Dataset items
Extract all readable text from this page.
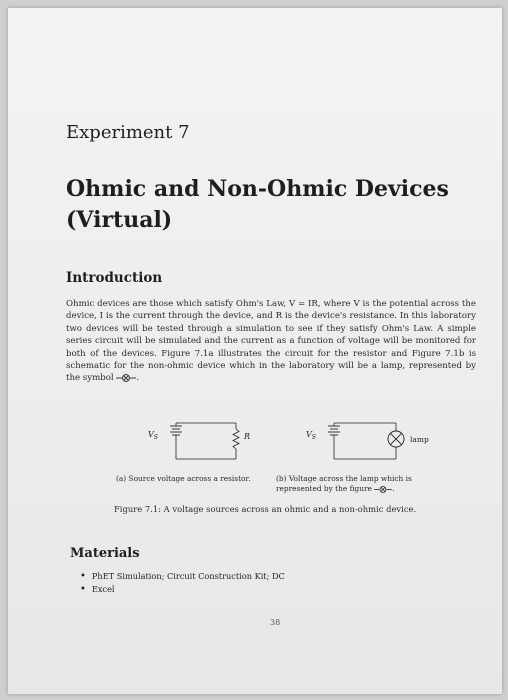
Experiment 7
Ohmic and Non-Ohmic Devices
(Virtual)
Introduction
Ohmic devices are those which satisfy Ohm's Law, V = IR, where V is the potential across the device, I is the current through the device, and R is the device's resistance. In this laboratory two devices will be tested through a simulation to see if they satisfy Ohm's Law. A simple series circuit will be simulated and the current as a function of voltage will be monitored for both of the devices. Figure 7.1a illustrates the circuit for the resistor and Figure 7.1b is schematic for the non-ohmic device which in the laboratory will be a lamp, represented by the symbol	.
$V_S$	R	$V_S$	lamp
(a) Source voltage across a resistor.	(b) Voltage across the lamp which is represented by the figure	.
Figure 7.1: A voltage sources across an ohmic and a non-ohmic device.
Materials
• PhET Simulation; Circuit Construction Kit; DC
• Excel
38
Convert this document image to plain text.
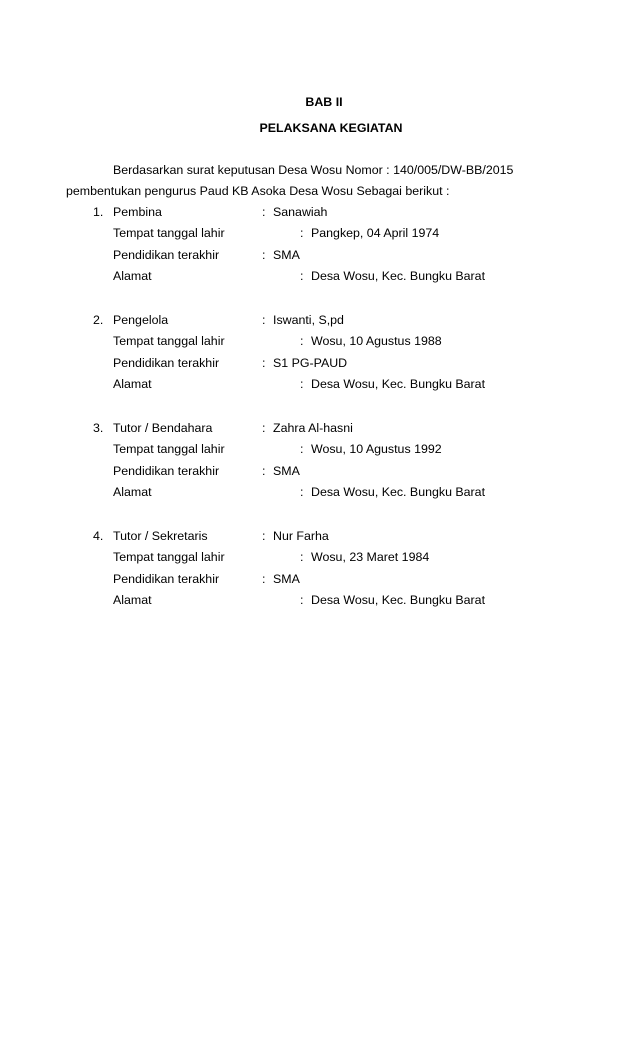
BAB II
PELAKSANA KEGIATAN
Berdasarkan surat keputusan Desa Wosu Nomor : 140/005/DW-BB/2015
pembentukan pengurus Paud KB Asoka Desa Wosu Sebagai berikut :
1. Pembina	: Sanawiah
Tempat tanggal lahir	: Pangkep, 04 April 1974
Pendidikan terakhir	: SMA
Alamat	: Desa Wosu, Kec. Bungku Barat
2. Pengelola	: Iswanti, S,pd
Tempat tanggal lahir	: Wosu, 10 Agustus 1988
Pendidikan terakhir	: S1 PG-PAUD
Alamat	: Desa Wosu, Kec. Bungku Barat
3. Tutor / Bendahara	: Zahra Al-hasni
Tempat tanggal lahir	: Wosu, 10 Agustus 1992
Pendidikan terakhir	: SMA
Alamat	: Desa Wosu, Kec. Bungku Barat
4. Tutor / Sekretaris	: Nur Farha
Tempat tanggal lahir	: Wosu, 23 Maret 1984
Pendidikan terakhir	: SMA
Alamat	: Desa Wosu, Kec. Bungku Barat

What needs to be done: Search the data for the string "tanggal" and copy each line where it appears.

Exercise solution:
Tempat tanggal lahir	: Pangkep, 04 April 1974
Tempat tanggal lahir	: Wosu, 10 Agustus 1988
Tempat tanggal lahir	: Wosu, 10 Agustus 1992
Tempat tanggal lahir	: Wosu, 23 Maret 1984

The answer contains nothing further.